* **Task to carry out**
Where a line holds "always", copy it.

start Supplied data

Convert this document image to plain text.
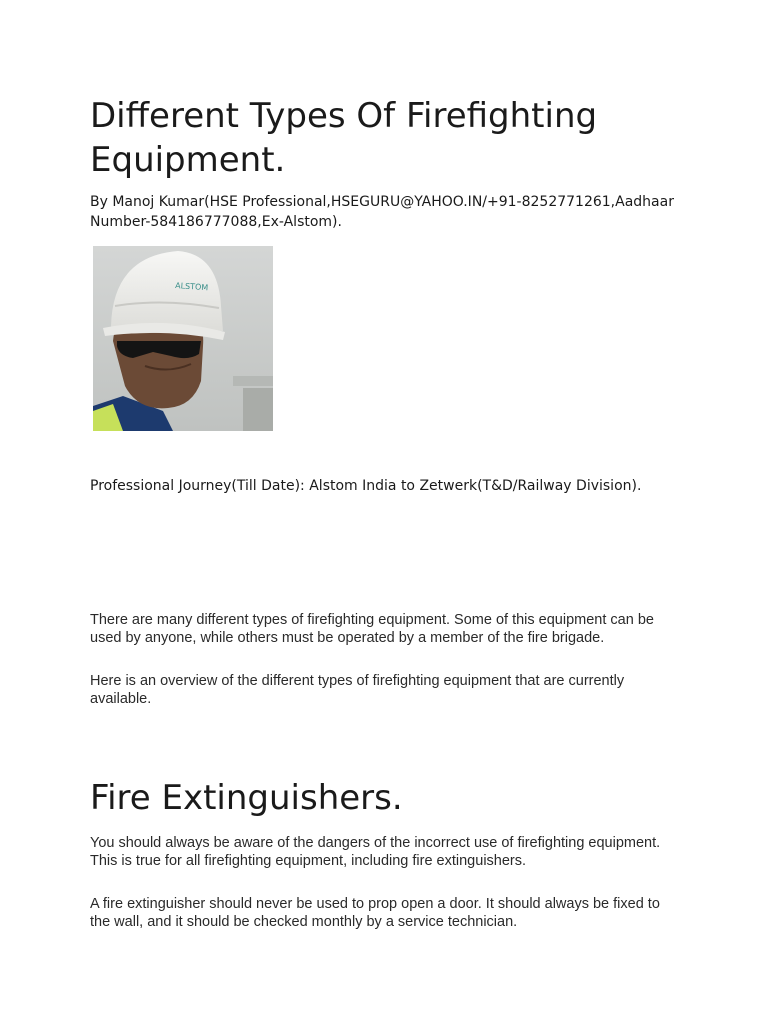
Different Types Of Firefighting Equipment.

By Manoj Kumar(HSE Professional,HSEGURU@YAHOO.IN/+91-8252771261,Aadhaar Number-584186777088,Ex-Alstom).

ALSTOM

Professional Journey(Till Date): Alstom India to Zetwerk(T&D/Railway Division).

There are many different types of firefighting equipment. Some of this equipment can be used by anyone, while others must be operated by a member of the fire brigade.

Here is an overview of the different types of firefighting equipment that are currently available.

Fire Extinguishers.

You should always be aware of the dangers of the incorrect use of firefighting equipment. This is true for all firefighting equipment, including fire extinguishers.

A fire extinguisher should never be used to prop open a door. It should always be fixed to the wall, and it should be checked monthly by a service technician.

end Supplied data

* **Task solution**
You should always be aware of the dangers of the incorrect use of firefighting equipment. This is true for all firefighting equipment, including fire extinguishers.
A fire extinguisher should never be used to prop open a door. It should always be fixed to the wall, and it should be checked monthly by a service technician.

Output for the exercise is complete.